Supplied information –
"""
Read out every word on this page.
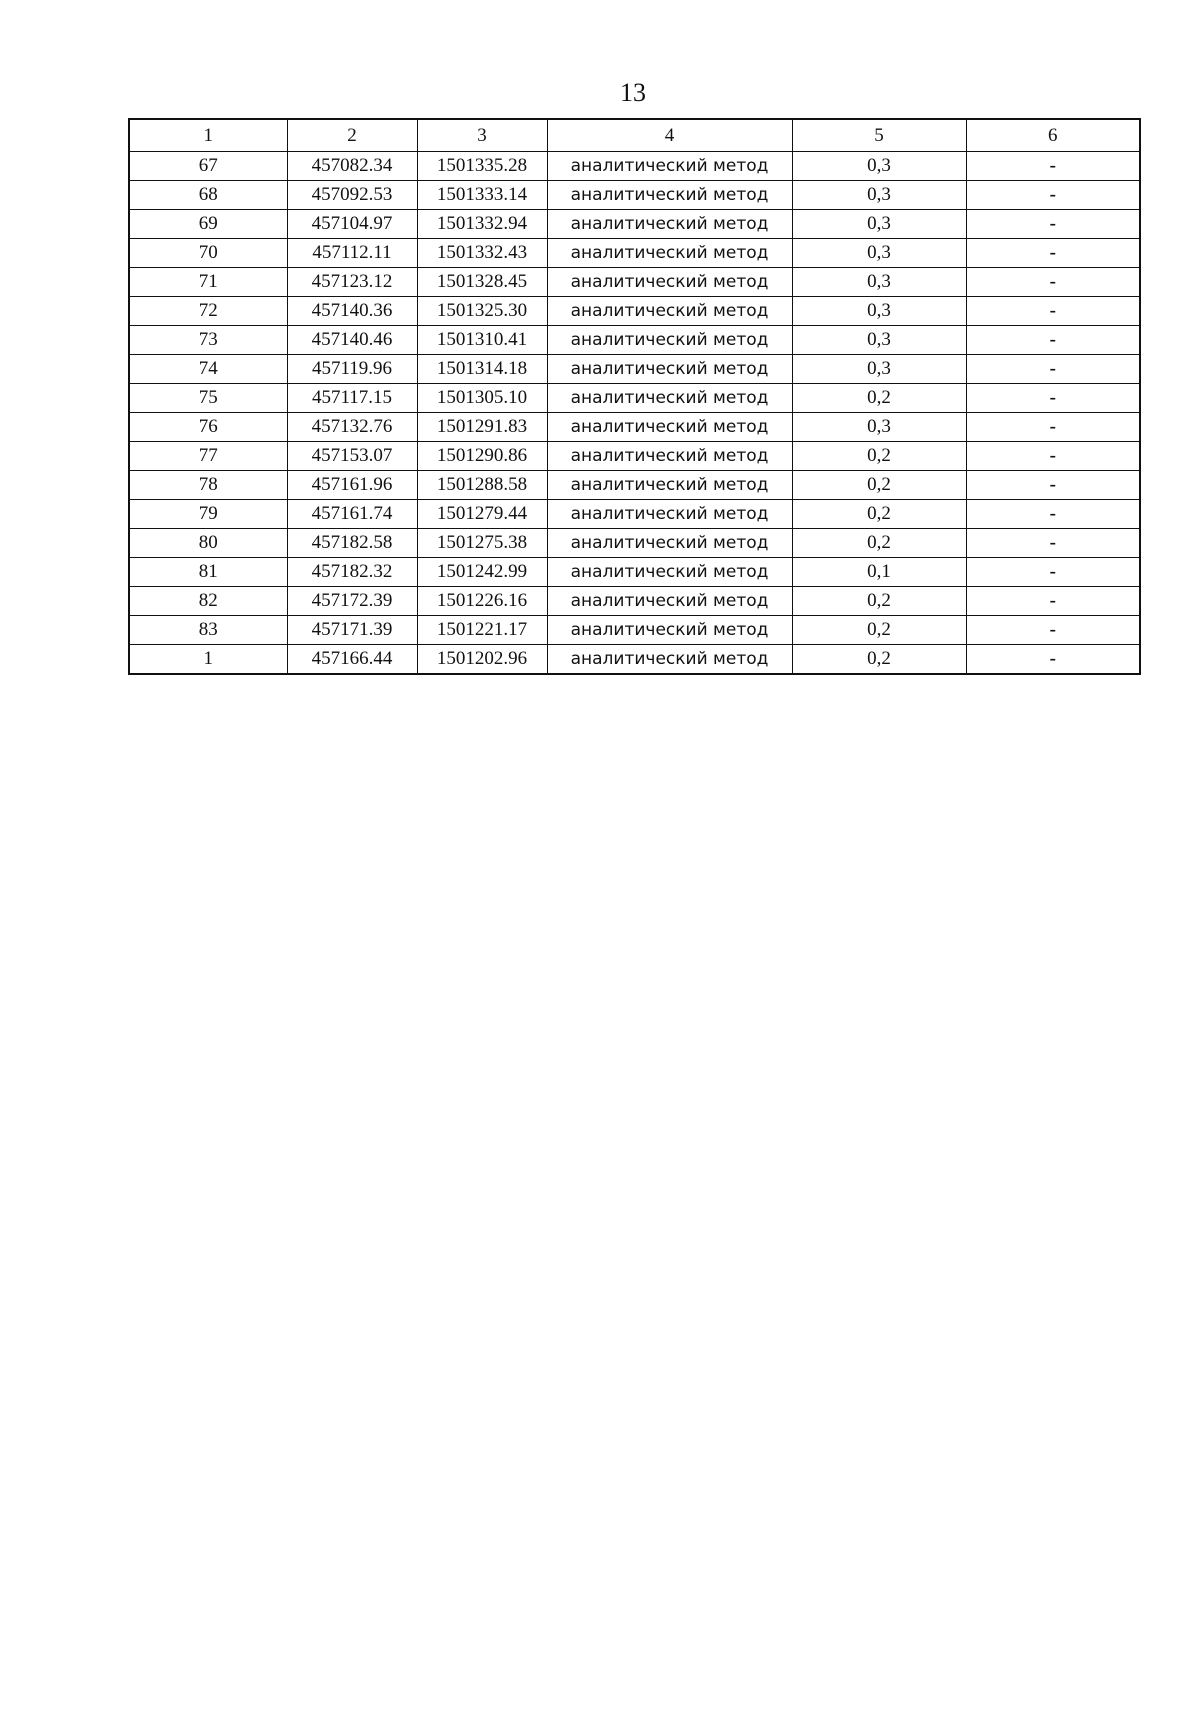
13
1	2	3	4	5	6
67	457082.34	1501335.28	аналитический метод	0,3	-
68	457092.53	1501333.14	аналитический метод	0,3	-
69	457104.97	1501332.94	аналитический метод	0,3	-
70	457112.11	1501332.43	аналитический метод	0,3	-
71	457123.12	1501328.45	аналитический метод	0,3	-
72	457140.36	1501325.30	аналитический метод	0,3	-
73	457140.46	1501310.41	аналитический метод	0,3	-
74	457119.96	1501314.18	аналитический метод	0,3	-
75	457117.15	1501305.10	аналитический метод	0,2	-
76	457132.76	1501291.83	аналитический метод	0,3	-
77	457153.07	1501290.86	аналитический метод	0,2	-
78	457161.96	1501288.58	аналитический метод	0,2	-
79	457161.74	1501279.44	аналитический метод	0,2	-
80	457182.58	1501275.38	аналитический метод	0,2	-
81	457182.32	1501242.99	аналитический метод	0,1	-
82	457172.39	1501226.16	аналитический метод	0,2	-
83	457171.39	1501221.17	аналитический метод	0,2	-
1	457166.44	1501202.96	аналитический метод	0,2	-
"""
Task statement – Repeat each entry exactly as it appears; skip any picture.

Exercise output –
Read out every word on this page.
13
1	2	3	4	5	6
67	457082.34	1501335.28	аналитический метод	0,3	-
68	457092.53	1501333.14	аналитический метод	0,3	-
69	457104.97	1501332.94	аналитический метод	0,3	-
70	457112.11	1501332.43	аналитический метод	0,3	-
71	457123.12	1501328.45	аналитический метод	0,3	-
72	457140.36	1501325.30	аналитический метод	0,3	-
73	457140.46	1501310.41	аналитический метод	0,3	-
74	457119.96	1501314.18	аналитический метод	0,3	-
75	457117.15	1501305.10	аналитический метод	0,2	-
76	457132.76	1501291.83	аналитический метод	0,3	-
77	457153.07	1501290.86	аналитический метод	0,2	-
78	457161.96	1501288.58	аналитический метод	0,2	-
79	457161.74	1501279.44	аналитический метод	0,2	-
80	457182.58	1501275.38	аналитический метод	0,2	-
81	457182.32	1501242.99	аналитический метод	0,1	-
82	457172.39	1501226.16	аналитический метод	0,2	-
83	457171.39	1501221.17	аналитический метод	0,2	-
1	457166.44	1501202.96	аналитический метод	0,2	-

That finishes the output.